YOUR TASK:
Repeat the material verbatim and drop the pictures.

-------- EXCERPTED RECORDS

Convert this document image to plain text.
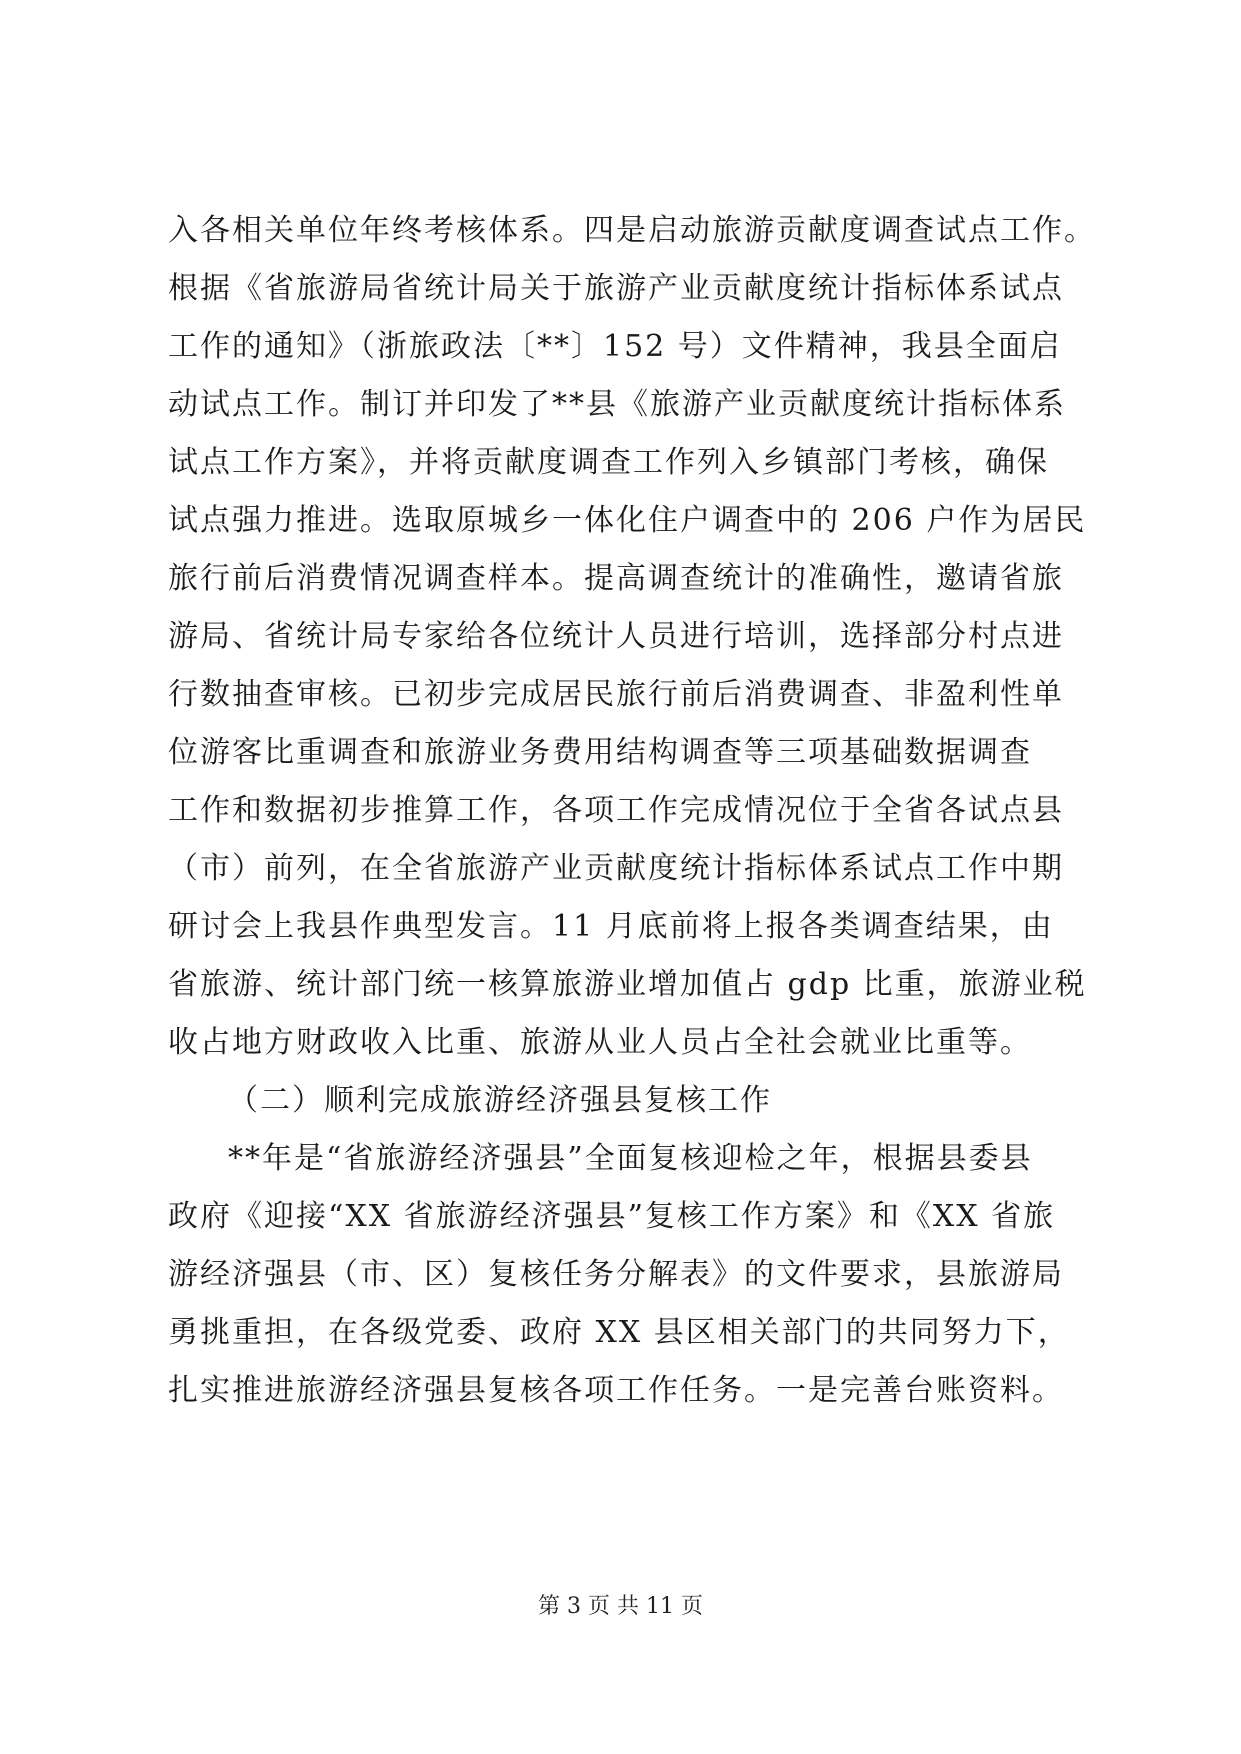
入各相关单位年终考核体系。四是启动旅游贡献度调查试点工作。
根据《省旅游局省统计局关于旅游产业贡献度统计指标体系试点
工作的通知》（浙旅政法〔**〕152 号）文件精神，我县全面启
动试点工作。制订并印发了**县《旅游产业贡献度统计指标体系
试点工作方案》，并将贡献度调查工作列入乡镇部门考核，确保
试点强力推进。选取原城乡一体化住户调查中的 206 户作为居民
旅行前后消费情况调查样本。提高调查统计的准确性，邀请省旅
游局、省统计局专家给各位统计人员进行培训，选择部分村点进
行数抽查审核。已初步完成居民旅行前后消费调查、非盈利性单
位游客比重调查和旅游业务费用结构调查等三项基础数据调查
工作和数据初步推算工作，各项工作完成情况位于全省各试点县
（市）前列，在全省旅游产业贡献度统计指标体系试点工作中期
研讨会上我县作典型发言。11 月底前将上报各类调查结果，由
省旅游、统计部门统一核算旅游业增加值占 gdp 比重，旅游业税
收占地方财政收入比重、旅游从业人员占全社会就业比重等。
（二）顺利完成旅游经济强县复核工作
**年是“省旅游经济强县”全面复核迎检之年，根据县委县
政府《迎接“XX 省旅游经济强县”复核工作方案》和《XX 省旅
游经济强县（市、区）复核任务分解表》的文件要求，县旅游局
勇挑重担，在各级党委、政府 XX 县区相关部门的共同努力下，
扎实推进旅游经济强县复核各项工作任务。一是完善台账资料。
第 3 页 共 11 页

----------------

ANSWER:
Convert this document image to plain text.
入各相关单位年终考核体系。四是启动旅游贡献度调查试点工作。
根据《省旅游局省统计局关于旅游产业贡献度统计指标体系试点
工作的通知》（浙旅政法〔**〕152 号）文件精神，我县全面启
动试点工作。制订并印发了**县《旅游产业贡献度统计指标体系
试点工作方案》，并将贡献度调查工作列入乡镇部门考核，确保
试点强力推进。选取原城乡一体化住户调查中的 206 户作为居民
旅行前后消费情况调查样本。提高调查统计的准确性，邀请省旅
游局、省统计局专家给各位统计人员进行培训，选择部分村点进
行数抽查审核。已初步完成居民旅行前后消费调查、非盈利性单
位游客比重调查和旅游业务费用结构调查等三项基础数据调查
工作和数据初步推算工作，各项工作完成情况位于全省各试点县
（市）前列，在全省旅游产业贡献度统计指标体系试点工作中期
研讨会上我县作典型发言。11 月底前将上报各类调查结果，由
省旅游、统计部门统一核算旅游业增加值占 gdp 比重，旅游业税
收占地方财政收入比重、旅游从业人员占全社会就业比重等。
（二）顺利完成旅游经济强县复核工作
**年是“省旅游经济强县”全面复核迎检之年，根据县委县
政府《迎接“XX 省旅游经济强县”复核工作方案》和《XX 省旅
游经济强县（市、区）复核任务分解表》的文件要求，县旅游局
勇挑重担，在各级党委、政府 XX 县区相关部门的共同努力下，
扎实推进旅游经济强县复核各项工作任务。一是完善台账资料。
第 3 页 共 11 页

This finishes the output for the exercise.